[Dataset entries on figures]
☆ ☆ ☆ ☆
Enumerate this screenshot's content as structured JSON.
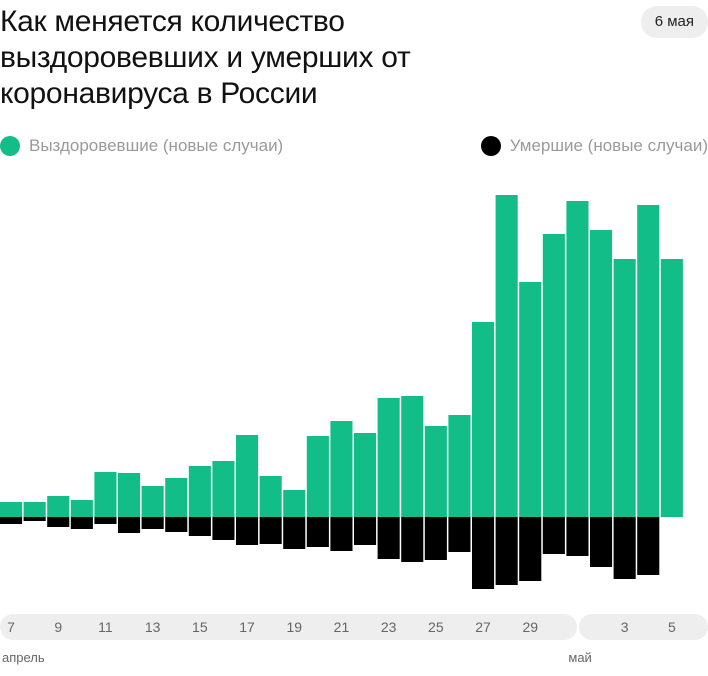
{
  "header": {
    "title": "Как меняется количество выздоровевших и умерших от коронавируса в России",
    "date": "6 мая"
  },
  "colors": {
    "recovered": "#13bd88",
    "deaths": "#000000",
    "axis_band": "#eeeeee"
  },
  "legend": {
    "recovered_label": "Выздоровевшие (новые случаи)",
    "deaths_label": "Умершие (новые случаи)"
  },
  "chart_data": {
    "type": "bar",
    "title": "Как меняется количество выздоровевших и умерших от коронавируса в России",
    "categories": [
      "7",
      "8",
      "9",
      "10",
      "11",
      "12",
      "13",
      "14",
      "15",
      "16",
      "17",
      "18",
      "19",
      "20",
      "21",
      "22",
      "23",
      "24",
      "25",
      "26",
      "27",
      "28",
      "29",
      "30",
      "1",
      "2",
      "3",
      "4",
      "5",
      "6"
    ],
    "tick_labels": [
      "7",
      "9",
      "11",
      "13",
      "15",
      "17",
      "19",
      "21",
      "23",
      "25",
      "27",
      "29",
      "3",
      "5"
    ],
    "month_labels": [
      {
        "label": "апрель",
        "at": "7"
      },
      {
        "label": "май",
        "at": "1"
      }
    ],
    "series": [
      {
        "name": "Выздоровевшие (новые случаи)",
        "color": "#13bd88",
        "values": [
          15,
          15,
          21,
          17,
          45,
          44,
          31,
          39,
          51,
          56,
          82,
          41,
          27,
          81,
          96,
          84,
          119,
          121,
          91,
          102,
          195,
          322,
          235,
          283,
          316,
          287,
          258,
          312,
          258,
          0
        ]
      },
      {
        "name": "Умершие (новые случаи)",
        "color": "#000000",
        "values": [
          7,
          4,
          10,
          12,
          7,
          16,
          12,
          15,
          19,
          23,
          28,
          27,
          32,
          30,
          34,
          28,
          42,
          45,
          43,
          35,
          72,
          68,
          64,
          37,
          39,
          50,
          62,
          58,
          0,
          0
        ]
      }
    ],
    "legend_position": "top",
    "grid": false
  }
}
☆ ☆ ☆ ☆
Brief: Search the data above for lines holding "Выздоровевшие" and copy each of them.

Result:
    "recovered_label": "Выздоровевшие (новые случаи)",
        "name": "Выздоровевшие (новые случаи)",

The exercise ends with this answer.